--- Start Material to process ---

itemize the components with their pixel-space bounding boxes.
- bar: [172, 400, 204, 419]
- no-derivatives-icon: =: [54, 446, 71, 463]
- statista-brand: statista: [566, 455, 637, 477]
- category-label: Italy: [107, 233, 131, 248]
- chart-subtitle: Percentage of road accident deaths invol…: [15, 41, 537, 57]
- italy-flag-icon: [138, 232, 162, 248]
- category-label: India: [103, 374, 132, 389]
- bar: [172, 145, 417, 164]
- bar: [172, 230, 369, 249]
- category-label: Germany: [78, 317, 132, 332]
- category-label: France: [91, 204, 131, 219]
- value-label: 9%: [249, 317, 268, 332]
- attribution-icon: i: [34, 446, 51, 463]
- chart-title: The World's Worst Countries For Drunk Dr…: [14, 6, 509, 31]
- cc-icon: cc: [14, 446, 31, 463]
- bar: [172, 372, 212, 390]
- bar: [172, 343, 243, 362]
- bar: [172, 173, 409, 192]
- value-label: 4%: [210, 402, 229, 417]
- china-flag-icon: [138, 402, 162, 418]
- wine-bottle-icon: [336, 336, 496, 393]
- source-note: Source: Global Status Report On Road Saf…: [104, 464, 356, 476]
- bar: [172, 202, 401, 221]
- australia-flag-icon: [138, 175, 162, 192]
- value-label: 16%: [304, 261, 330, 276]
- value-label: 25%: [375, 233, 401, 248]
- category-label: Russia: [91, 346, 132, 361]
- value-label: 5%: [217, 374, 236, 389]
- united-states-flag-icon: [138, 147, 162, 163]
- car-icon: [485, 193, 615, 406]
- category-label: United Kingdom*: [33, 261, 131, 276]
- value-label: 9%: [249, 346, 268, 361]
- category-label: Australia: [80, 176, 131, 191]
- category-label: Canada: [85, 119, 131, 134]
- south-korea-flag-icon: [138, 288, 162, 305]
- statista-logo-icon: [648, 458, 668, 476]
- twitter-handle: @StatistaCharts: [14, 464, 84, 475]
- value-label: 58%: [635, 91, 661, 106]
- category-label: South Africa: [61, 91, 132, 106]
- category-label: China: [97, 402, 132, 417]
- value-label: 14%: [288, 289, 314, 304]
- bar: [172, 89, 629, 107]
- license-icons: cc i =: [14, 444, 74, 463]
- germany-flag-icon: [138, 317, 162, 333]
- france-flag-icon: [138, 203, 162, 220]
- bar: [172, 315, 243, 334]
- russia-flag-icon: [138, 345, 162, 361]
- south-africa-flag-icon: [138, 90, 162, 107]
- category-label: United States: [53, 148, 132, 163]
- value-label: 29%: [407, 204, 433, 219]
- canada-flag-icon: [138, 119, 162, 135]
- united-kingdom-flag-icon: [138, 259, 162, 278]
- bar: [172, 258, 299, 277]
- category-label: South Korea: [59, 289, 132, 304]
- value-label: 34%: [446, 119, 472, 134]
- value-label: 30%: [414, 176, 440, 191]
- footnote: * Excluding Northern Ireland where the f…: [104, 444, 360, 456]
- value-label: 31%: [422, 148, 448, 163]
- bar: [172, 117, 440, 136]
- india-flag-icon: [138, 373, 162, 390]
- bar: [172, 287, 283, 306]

--- End Material to process ---

Copy the lines above word for word, starting at the beginning and ending with the line containing "- south-africa-flag-icon: [138, 90, 162, 107]", that line included.

#### Solution to this problem
itemize the components with their pixel-space bounding boxes.
- bar: [172, 400, 204, 419]
- no-derivatives-icon: =: [54, 446, 71, 463]
- statista-brand: statista: [566, 455, 637, 477]
- category-label: Italy: [107, 233, 131, 248]
- chart-subtitle: Percentage of road accident deaths invol…: [15, 41, 537, 57]
- italy-flag-icon: [138, 232, 162, 248]
- category-label: India: [103, 374, 132, 389]
- bar: [172, 145, 417, 164]
- bar: [172, 230, 369, 249]
- category-label: Germany: [78, 317, 132, 332]
- category-label: France: [91, 204, 131, 219]
- value-label: 9%: [249, 317, 268, 332]
- attribution-icon: i: [34, 446, 51, 463]
- chart-title: The World's Worst Countries For Drunk Dr…: [14, 6, 509, 31]
- cc-icon: cc: [14, 446, 31, 463]
- bar: [172, 372, 212, 390]
- bar: [172, 343, 243, 362]
- bar: [172, 173, 409, 192]
- value-label: 4%: [210, 402, 229, 417]
- china-flag-icon: [138, 402, 162, 418]
- wine-bottle-icon: [336, 336, 496, 393]
- source-note: Source: Global Status Report On Road Saf…: [104, 464, 356, 476]
- bar: [172, 202, 401, 221]
- australia-flag-icon: [138, 175, 162, 192]
- value-label: 16%: [304, 261, 330, 276]
- value-label: 25%: [375, 233, 401, 248]
- category-label: Russia: [91, 346, 132, 361]
- value-label: 5%: [217, 374, 236, 389]
- united-states-flag-icon: [138, 147, 162, 163]
- car-icon: [485, 193, 615, 406]
- category-label: United Kingdom*: [33, 261, 131, 276]
- value-label: 9%: [249, 346, 268, 361]
- category-label: Australia: [80, 176, 131, 191]
- category-label: Canada: [85, 119, 131, 134]
- south-korea-flag-icon: [138, 288, 162, 305]
- statista-logo-icon: [648, 458, 668, 476]
- twitter-handle: @StatistaCharts: [14, 464, 84, 475]
- value-label: 58%: [635, 91, 661, 106]
- category-label: South Africa: [61, 91, 132, 106]
- category-label: China: [97, 402, 132, 417]
- value-label: 14%: [288, 289, 314, 304]
- bar: [172, 89, 629, 107]
- license-icons: cc i =: [14, 444, 74, 463]
- germany-flag-icon: [138, 317, 162, 333]
- france-flag-icon: [138, 203, 162, 220]
- bar: [172, 315, 243, 334]
- russia-flag-icon: [138, 345, 162, 361]
- south-africa-flag-icon: [138, 90, 162, 107]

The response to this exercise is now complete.